Records from a data collection:
# # # #

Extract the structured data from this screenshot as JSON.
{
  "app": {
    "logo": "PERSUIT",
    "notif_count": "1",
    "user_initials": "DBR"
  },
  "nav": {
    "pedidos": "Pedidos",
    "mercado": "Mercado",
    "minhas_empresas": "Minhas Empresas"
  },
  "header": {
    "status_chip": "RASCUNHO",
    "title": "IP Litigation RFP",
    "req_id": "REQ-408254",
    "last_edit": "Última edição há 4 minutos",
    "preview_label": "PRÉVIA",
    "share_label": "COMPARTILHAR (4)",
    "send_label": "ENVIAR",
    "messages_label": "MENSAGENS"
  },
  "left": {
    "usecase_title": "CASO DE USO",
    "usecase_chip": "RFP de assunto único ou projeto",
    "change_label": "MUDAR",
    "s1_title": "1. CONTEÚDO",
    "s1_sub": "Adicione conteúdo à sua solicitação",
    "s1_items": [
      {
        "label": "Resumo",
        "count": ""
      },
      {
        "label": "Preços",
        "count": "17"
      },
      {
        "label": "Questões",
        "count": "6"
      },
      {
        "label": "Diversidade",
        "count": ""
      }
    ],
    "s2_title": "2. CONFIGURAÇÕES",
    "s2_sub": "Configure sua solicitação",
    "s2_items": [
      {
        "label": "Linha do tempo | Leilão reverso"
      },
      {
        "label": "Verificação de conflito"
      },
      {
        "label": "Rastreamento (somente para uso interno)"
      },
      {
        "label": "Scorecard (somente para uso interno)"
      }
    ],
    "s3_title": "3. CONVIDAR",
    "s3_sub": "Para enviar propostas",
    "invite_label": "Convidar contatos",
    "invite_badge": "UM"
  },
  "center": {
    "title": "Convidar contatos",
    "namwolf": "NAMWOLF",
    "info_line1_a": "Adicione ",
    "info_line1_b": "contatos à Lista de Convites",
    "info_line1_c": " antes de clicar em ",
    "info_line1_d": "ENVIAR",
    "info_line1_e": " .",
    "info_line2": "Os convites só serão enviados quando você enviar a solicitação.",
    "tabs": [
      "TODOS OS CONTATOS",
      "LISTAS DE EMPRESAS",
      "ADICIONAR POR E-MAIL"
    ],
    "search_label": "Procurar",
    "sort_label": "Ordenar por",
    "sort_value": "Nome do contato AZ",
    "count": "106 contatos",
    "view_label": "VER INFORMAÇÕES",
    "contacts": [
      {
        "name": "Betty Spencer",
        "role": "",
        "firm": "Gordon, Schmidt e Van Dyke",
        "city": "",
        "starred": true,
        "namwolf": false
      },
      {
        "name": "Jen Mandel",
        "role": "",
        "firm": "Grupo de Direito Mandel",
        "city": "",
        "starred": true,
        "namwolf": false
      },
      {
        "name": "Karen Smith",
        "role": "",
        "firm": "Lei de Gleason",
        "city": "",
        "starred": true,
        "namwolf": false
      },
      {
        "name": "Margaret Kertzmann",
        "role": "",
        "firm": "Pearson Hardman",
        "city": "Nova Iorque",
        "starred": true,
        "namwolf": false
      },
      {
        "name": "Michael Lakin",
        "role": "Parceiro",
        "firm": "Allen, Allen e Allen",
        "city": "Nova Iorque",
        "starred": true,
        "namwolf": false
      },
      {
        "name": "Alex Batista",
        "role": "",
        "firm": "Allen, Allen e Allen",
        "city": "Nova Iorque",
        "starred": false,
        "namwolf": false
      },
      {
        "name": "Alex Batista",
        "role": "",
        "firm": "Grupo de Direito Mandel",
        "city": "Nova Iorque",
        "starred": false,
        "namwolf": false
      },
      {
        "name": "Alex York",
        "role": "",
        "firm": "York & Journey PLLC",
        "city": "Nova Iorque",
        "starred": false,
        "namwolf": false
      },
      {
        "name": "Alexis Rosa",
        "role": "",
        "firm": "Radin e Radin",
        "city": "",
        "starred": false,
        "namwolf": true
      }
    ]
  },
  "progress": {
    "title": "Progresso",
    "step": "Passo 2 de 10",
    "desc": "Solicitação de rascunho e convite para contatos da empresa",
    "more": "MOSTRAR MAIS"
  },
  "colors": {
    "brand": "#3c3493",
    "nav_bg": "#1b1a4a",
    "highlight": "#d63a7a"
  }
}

# # # #

* **Aim**
Return all of the entries exactly as written.

* **The response**
Extract the structured data from this screenshot as JSON.
{
  "app": {
    "logo": "PERSUIT",
    "notif_count": "1",
    "user_initials": "DBR"
  },
  "nav": {
    "pedidos": "Pedidos",
    "mercado": "Mercado",
    "minhas_empresas": "Minhas Empresas"
  },
  "header": {
    "status_chip": "RASCUNHO",
    "title": "IP Litigation RFP",
    "req_id": "REQ-408254",
    "last_edit": "Última edição há 4 minutos",
    "preview_label": "PRÉVIA",
    "share_label": "COMPARTILHAR (4)",
    "send_label": "ENVIAR",
    "messages_label": "MENSAGENS"
  },
  "left": {
    "usecase_title": "CASO DE USO",
    "usecase_chip": "RFP de assunto único ou projeto",
    "change_label": "MUDAR",
    "s1_title": "1. CONTEÚDO",
    "s1_sub": "Adicione conteúdo à sua solicitação",
    "s1_items": [
      {
        "label": "Resumo",
        "count": ""
      },
      {
        "label": "Preços",
        "count": "17"
      },
      {
        "label": "Questões",
        "count": "6"
      },
      {
        "label": "Diversidade",
        "count": ""
      }
    ],
    "s2_title": "2. CONFIGURAÇÕES",
    "s2_sub": "Configure sua solicitação",
    "s2_items": [
      {
        "label": "Linha do tempo | Leilão reverso"
      },
      {
        "label": "Verificação de conflito"
      },
      {
        "label": "Rastreamento (somente para uso interno)"
      },
      {
        "label": "Scorecard (somente para uso interno)"
      }
    ],
    "s3_title": "3. CONVIDAR",
    "s3_sub": "Para enviar propostas",
    "invite_label": "Convidar contatos",
    "invite_badge": "UM"
  },
  "center": {
    "title": "Convidar contatos",
    "namwolf": "NAMWOLF",
    "info_line1_a": "Adicione ",
    "info_line1_b": "contatos à Lista de Convites",
    "info_line1_c": " antes de clicar em ",
    "info_line1_d": "ENVIAR",
    "info_line1_e": " .",
    "info_line2": "Os convites só serão enviados quando você enviar a solicitação.",
    "tabs": [
      "TODOS OS CONTATOS",
      "LISTAS DE EMPRESAS",
      "ADICIONAR POR E-MAIL"
    ],
    "search_label": "Procurar",
    "sort_label": "Ordenar por",
    "sort_value": "Nome do contato AZ",
    "count": "106 contatos",
    "view_label": "VER INFORMAÇÕES",
    "contacts": [
      {
        "name": "Betty Spencer",
        "role": "",
        "firm": "Gordon, Schmidt e Van Dyke",
        "city": "",
        "starred": true,
        "namwolf": false
      },
      {
        "name": "Jen Mandel",
        "role": "",
        "firm": "Grupo de Direito Mandel",
        "city": "",
        "starred": true,
        "namwolf": false
      },
      {
        "name": "Karen Smith",
        "role": "",
        "firm": "Lei de Gleason",
        "city": "",
        "starred": true,
        "namwolf": false
      },
      {
        "name": "Margaret Kertzmann",
        "role": "",
        "firm": "Pearson Hardman",
        "city": "Nova Iorque",
        "starred": true,
        "namwolf": false
      },
      {
        "name": "Michael Lakin",
        "role": "Parceiro",
        "firm": "Allen, Allen e Allen",
        "city": "Nova Iorque",
        "starred": true,
        "namwolf": false
      },
      {
        "name": "Alex Batista",
        "role": "",
        "firm": "Allen, Allen e Allen",
        "city": "Nova Iorque",
        "starred": false,
        "namwolf": false
      },
      {
        "name": "Alex Batista",
        "role": "",
        "firm": "Grupo de Direito Mandel",
        "city": "Nova Iorque",
        "starred": false,
        "namwolf": false
      },
      {
        "name": "Alex York",
        "role": "",
        "firm": "York & Journey PLLC",
        "city": "Nova Iorque",
        "starred": false,
        "namwolf": false
      },
      {
        "name": "Alexis Rosa",
        "role": "",
        "firm": "Radin e Radin",
        "city": "",
        "starred": false,
        "namwolf": true
      }
    ]
  },
  "progress": {
    "title": "Progresso",
    "step": "Passo 2 de 10",
    "desc": "Solicitação de rascunho e convite para contatos da empresa",
    "more": "MOSTRAR MAIS"
  },
  "colors": {
    "brand": "#3c3493",
    "nav_bg": "#1b1a4a",
    "highlight": "#d63a7a"
  }
}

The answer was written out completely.